*TO DO*
Give every entry again, word for word.

(Data entries)

----

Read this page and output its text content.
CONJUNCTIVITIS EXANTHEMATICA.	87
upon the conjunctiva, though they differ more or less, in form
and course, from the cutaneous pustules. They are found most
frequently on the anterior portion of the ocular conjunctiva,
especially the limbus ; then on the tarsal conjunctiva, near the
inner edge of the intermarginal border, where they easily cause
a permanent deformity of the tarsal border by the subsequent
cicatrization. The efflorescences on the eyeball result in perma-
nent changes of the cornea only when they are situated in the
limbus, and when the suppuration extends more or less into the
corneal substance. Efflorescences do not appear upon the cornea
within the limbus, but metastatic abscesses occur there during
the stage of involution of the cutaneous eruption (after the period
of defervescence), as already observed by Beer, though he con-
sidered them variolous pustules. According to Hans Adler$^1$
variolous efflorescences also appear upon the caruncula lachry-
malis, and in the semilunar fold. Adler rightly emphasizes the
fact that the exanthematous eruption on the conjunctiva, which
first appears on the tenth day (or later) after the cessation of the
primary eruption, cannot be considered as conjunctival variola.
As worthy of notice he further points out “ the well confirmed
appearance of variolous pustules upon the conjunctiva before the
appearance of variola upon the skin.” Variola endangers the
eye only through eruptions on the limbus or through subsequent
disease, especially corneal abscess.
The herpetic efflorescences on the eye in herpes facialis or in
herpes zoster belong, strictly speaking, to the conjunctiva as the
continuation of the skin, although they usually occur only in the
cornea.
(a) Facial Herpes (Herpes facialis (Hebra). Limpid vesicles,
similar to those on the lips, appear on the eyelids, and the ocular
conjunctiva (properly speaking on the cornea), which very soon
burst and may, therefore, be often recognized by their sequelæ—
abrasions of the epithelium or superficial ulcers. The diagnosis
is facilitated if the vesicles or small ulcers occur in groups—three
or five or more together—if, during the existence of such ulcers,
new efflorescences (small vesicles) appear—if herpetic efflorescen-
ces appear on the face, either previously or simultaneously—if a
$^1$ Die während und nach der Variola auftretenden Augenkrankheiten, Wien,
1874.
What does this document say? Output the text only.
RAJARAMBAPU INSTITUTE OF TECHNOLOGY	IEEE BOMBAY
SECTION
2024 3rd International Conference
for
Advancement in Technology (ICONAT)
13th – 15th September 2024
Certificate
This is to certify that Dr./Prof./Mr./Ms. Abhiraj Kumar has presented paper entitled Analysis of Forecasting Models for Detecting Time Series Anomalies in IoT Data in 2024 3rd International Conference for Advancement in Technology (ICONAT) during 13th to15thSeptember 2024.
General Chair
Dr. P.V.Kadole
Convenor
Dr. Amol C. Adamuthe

----

*THE OUTPUT*
Read this page and output its text content.
CONJUNCTIVITIS EXANTHEMATICA.	87
upon the conjunctiva, though they differ more or less, in form
and course, from the cutaneous pustules. They are found most
frequently on the anterior portion of the ocular conjunctiva,
especially the limbus ; then on the tarsal conjunctiva, near the
inner edge of the intermarginal border, where they easily cause
a permanent deformity of the tarsal border by the subsequent
cicatrization. The efflorescences on the eyeball result in perma-
nent changes of the cornea only when they are situated in the
limbus, and when the suppuration extends more or less into the
corneal substance. Efflorescences do not appear upon the cornea
within the limbus, but metastatic abscesses occur there during
the stage of involution of the cutaneous eruption (after the period
of defervescence), as already observed by Beer, though he con-
sidered them variolous pustules. According to Hans Adler$^1$
variolous efflorescences also appear upon the caruncula lachry-
malis, and in the semilunar fold. Adler rightly emphasizes the
fact that the exanthematous eruption on the conjunctiva, which
first appears on the tenth day (or later) after the cessation of the
primary eruption, cannot be considered as conjunctival variola.
As worthy of notice he further points out “ the well confirmed
appearance of variolous pustules upon the conjunctiva before the
appearance of variola upon the skin.” Variola endangers the
eye only through eruptions on the limbus or through subsequent
disease, especially corneal abscess.
The herpetic efflorescences on the eye in herpes facialis or in
herpes zoster belong, strictly speaking, to the conjunctiva as the
continuation of the skin, although they usually occur only in the
cornea.
(a) Facial Herpes (Herpes facialis (Hebra). Limpid vesicles,
similar to those on the lips, appear on the eyelids, and the ocular
conjunctiva (properly speaking on the cornea), which very soon
burst and may, therefore, be often recognized by their sequelæ—
abrasions of the epithelium or superficial ulcers. The diagnosis
is facilitated if the vesicles or small ulcers occur in groups—three
or five or more together—if, during the existence of such ulcers,
new efflorescences (small vesicles) appear—if herpetic efflorescen-
ces appear on the face, either previously or simultaneously—if a
$^1$ Die während und nach der Variola auftretenden Augenkrankheiten, Wien,
1874.
What does this document say? Output the text only.
RAJARAMBAPU INSTITUTE OF TECHNOLOGY	IEEE BOMBAY
SECTION
2024 3rd International Conference
for
Advancement in Technology (ICONAT)
13th – 15th September 2024
Certificate
This is to certify that Dr./Prof./Mr./Ms. Abhiraj Kumar has presented paper entitled Analysis of Forecasting Models for Detecting Time Series Anomalies in IoT Data in 2024 3rd International Conference for Advancement in Technology (ICONAT) during 13th to15thSeptember 2024.
General Chair
Dr. P.V.Kadole
Convenor
Dr. Amol C. Adamuthe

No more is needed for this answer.